— start DATA FOR THIS TASK —
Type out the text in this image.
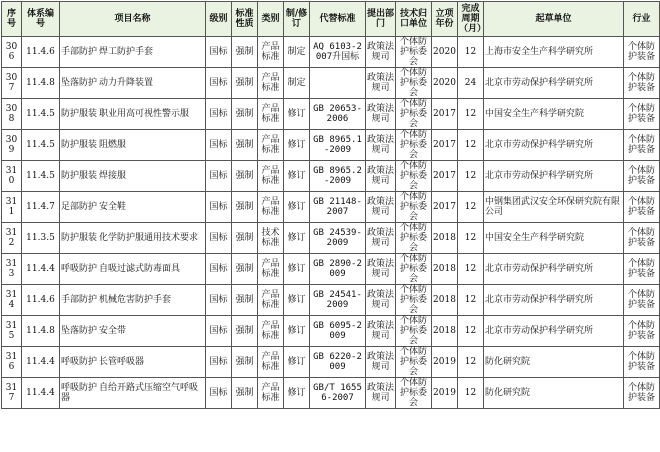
序号	体系编号	项目名称	级别	标准性质	类别	制/修订	代替标准	提出部门	技术归口单位	立项年份	完成周期（月）	起草单位	行业
306	11.4.6	手部防护 焊工防护手套	国标	强制	产品标准	制定	AQ 6103-2007升国标	政策法规司	个体防护标委会	2020	12	上海市安全生产科学研究所	个体防护装备
307	11.4.8	坠落防护 动力升降装置	国标	强制	产品标准	制定		政策法规司	个体防护标委会	2020	24	北京市劳动保护科学研究所	个体防护装备
308	11.4.5	防护服装 职业用高可视性警示服	国标	强制	产品标准	修订	GB 20653-2006	政策法规司	个体防护标委会	2017	12	中国安全生产科学研究院	个体防护装备
309	11.4.5	防护服装 阻燃服	国标	强制	产品标准	修订	GB 8965.1-2009	政策法规司	个体防护标委会	2017	12	北京市劳动保护科学研究所	个体防护装备
310	11.4.5	防护服装 焊接服	国标	强制	产品标准	修订	GB 8965.2-2009	政策法规司	个体防护标委会	2017	12	北京市劳动保护科学研究所	个体防护装备
311	11.4.7	足部防护 安全鞋	国标	强制	产品标准	修订	GB 21148-2007	政策法规司	个体防护标委会	2017	12	中钢集团武汉安全环保研究院有限公司	个体防护装备
312	11.3.5	防护服装 化学防护服通用技术要求	国标	强制	技术标准	修订	GB 24539-2009	政策法规司	个体防护标委会	2018	12	中国安全生产科学研究院	个体防护装备
313	11.4.4	呼吸防护 自吸过滤式防毒面具	国标	强制	产品标准	修订	GB 2890-2009	政策法规司	个体防护标委会	2018	12	北京市劳动保护科学研究所	个体防护装备
314	11.4.6	手部防护 机械危害防护手套	国标	强制	产品标准	修订	GB 24541-2009	政策法规司	个体防护标委会	2018	12	北京市劳动保护科学研究所	个体防护装备
315	11.4.8	坠落防护 安全带	国标	强制	产品标准	修订	GB 6095-2009	政策法规司	个体防护标委会	2018	12	北京市劳动保护科学研究所	个体防护装备
316	11.4.4	呼吸防护 长管呼吸器	国标	强制	产品标准	修订	GB 6220-2009	政策法规司	个体防护标委会	2019	12	防化研究院	个体防护装备
317	11.4.4	呼吸防护 自给开路式压缩空气呼吸器	国标	强制	产品标准	修订	GB/T 16556-2007	政策法规司	个体防护标委会	2019	12	防化研究院	个体防护装备
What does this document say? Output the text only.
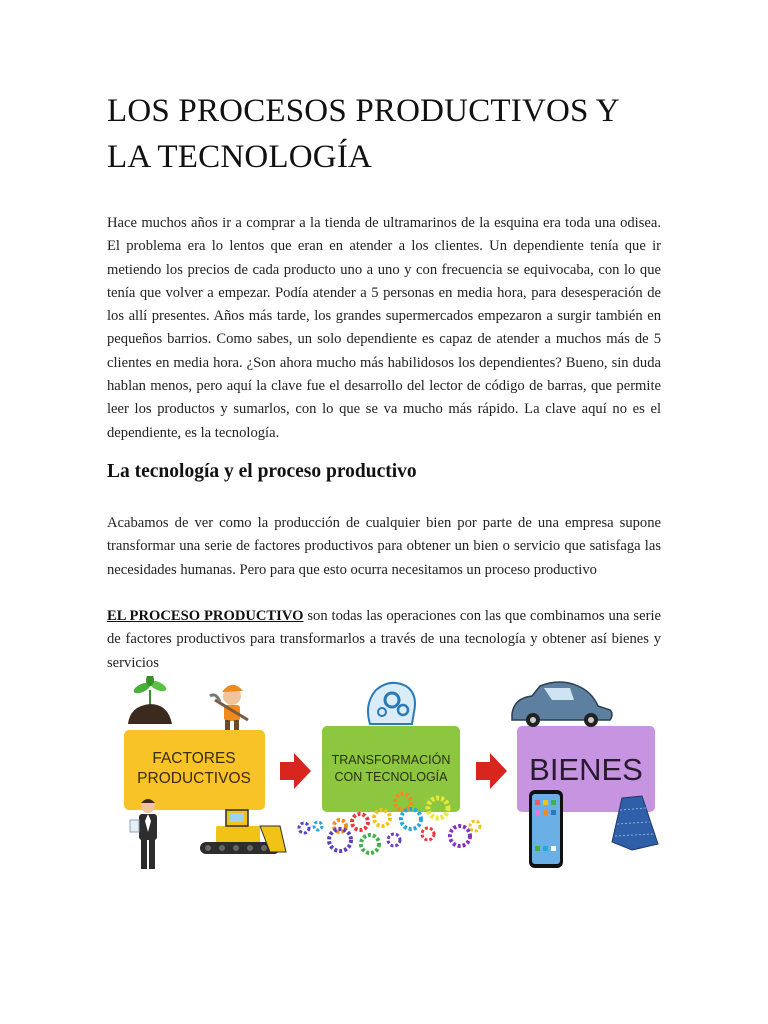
LOS PROCESOS PRODUCTIVOS Y LA TECNOLOGÍA

Hace muchos años ir a comprar a la tienda de ultramarinos de la esquina era toda una odisea. El problema era lo lentos que eran en atender a los clientes. Un dependiente tenía que ir metiendo los precios de cada producto uno a uno y con frecuencia se equivocaba, con lo que tenía que volver a empezar. Podía atender a 5 personas en media hora, para desesperación de los allí presentes. Años más tarde, los grandes supermercados empezaron a surgir también en pequeños barrios. Como sabes, un solo dependiente es capaz de atender a muchos más de 5 clientes en media hora. ¿Son ahora mucho más habilidosos los dependientes? Bueno, sin duda hablan menos, pero aquí la clave fue el desarrollo del lector de código de barras, que permite leer los productos y sumarlos, con lo que se va mucho más rápido. La clave aquí no es el dependiente, es la tecnología.

La tecnología y el proceso productivo

Acabamos de ver como la producción de cualquier bien por parte de una empresa supone transformar una serie de factores productivos para obtener un bien o servicio que satisfaga las necesidades humanas. Pero para que esto ocurra necesitamos un proceso productivo

EL PROCESO PRODUCTIVO son todas las operaciones con las que combinamos una serie de factores productivos para transformarlos a través de una tecnología y obtener así bienes y servicios

FACTORES
PRODUCTIVOS
TRANSFORMACIÓN
CON TECNOLOGÍA	BIENES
— end DATA FOR THIS TASK —
= TASK DIRECTIONS =
Give every line back word for word and leave the pictures out.

= RESULT OF THIS EXERCISE =
Type out the text in this image.
序号	体系编号	项目名称	级别	标准性质	类别	制/修订	代替标准	提出部门	技术归口单位	立项年份	完成周期（月）	起草单位	行业
306	11.4.6	手部防护 焊工防护手套	国标	强制	产品标准	制定	AQ 6103-2007升国标	政策法规司	个体防护标委会	2020	12	上海市安全生产科学研究所	个体防护装备
307	11.4.8	坠落防护 动力升降装置	国标	强制	产品标准	制定		政策法规司	个体防护标委会	2020	24	北京市劳动保护科学研究所	个体防护装备
308	11.4.5	防护服装 职业用高可视性警示服	国标	强制	产品标准	修订	GB 20653-2006	政策法规司	个体防护标委会	2017	12	中国安全生产科学研究院	个体防护装备
309	11.4.5	防护服装 阻燃服	国标	强制	产品标准	修订	GB 8965.1-2009	政策法规司	个体防护标委会	2017	12	北京市劳动保护科学研究所	个体防护装备
310	11.4.5	防护服装 焊接服	国标	强制	产品标准	修订	GB 8965.2-2009	政策法规司	个体防护标委会	2017	12	北京市劳动保护科学研究所	个体防护装备
311	11.4.7	足部防护 安全鞋	国标	强制	产品标准	修订	GB 21148-2007	政策法规司	个体防护标委会	2017	12	中钢集团武汉安全环保研究院有限公司	个体防护装备
312	11.3.5	防护服装 化学防护服通用技术要求	国标	强制	技术标准	修订	GB 24539-2009	政策法规司	个体防护标委会	2018	12	中国安全生产科学研究院	个体防护装备
313	11.4.4	呼吸防护 自吸过滤式防毒面具	国标	强制	产品标准	修订	GB 2890-2009	政策法规司	个体防护标委会	2018	12	北京市劳动保护科学研究所	个体防护装备
314	11.4.6	手部防护 机械危害防护手套	国标	强制	产品标准	修订	GB 24541-2009	政策法规司	个体防护标委会	2018	12	北京市劳动保护科学研究所	个体防护装备
315	11.4.8	坠落防护 安全带	国标	强制	产品标准	修订	GB 6095-2009	政策法规司	个体防护标委会	2018	12	北京市劳动保护科学研究所	个体防护装备
316	11.4.4	呼吸防护 长管呼吸器	国标	强制	产品标准	修订	GB 6220-2009	政策法规司	个体防护标委会	2019	12	防化研究院	个体防护装备
317	11.4.4	呼吸防护 自给开路式压缩空气呼吸器	国标	强制	产品标准	修订	GB/T 16556-2007	政策法规司	个体防护标委会	2019	12	防化研究院	个体防护装备
What does this document say? Output the text only.
LOS PROCESOS PRODUCTIVOS Y LA TECNOLOGÍA

Hace muchos años ir a comprar a la tienda de ultramarinos de la esquina era toda una odisea. El problema era lo lentos que eran en atender a los clientes. Un dependiente tenía que ir metiendo los precios de cada producto uno a uno y con frecuencia se equivocaba, con lo que tenía que volver a empezar. Podía atender a 5 personas en media hora, para desesperación de los allí presentes. Años más tarde, los grandes supermercados empezaron a surgir también en pequeños barrios. Como sabes, un solo dependiente es capaz de atender a muchos más de 5 clientes en media hora. ¿Son ahora mucho más habilidosos los dependientes? Bueno, sin duda hablan menos, pero aquí la clave fue el desarrollo del lector de código de barras, que permite leer los productos y sumarlos, con lo que se va mucho más rápido. La clave aquí no es el dependiente, es la tecnología.

La tecnología y el proceso productivo

Acabamos de ver como la producción de cualquier bien por parte de una empresa supone transformar una serie de factores productivos para obtener un bien o servicio que satisfaga las necesidades humanas. Pero para que esto ocurra necesitamos un proceso productivo

EL PROCESO PRODUCTIVO son todas las operaciones con las que combinamos una serie de factores productivos para transformarlos a través de una tecnología y obtener así bienes y servicios

FACTORES
PRODUCTIVOS
TRANSFORMACIÓN
CON TECNOLOGÍA	BIENES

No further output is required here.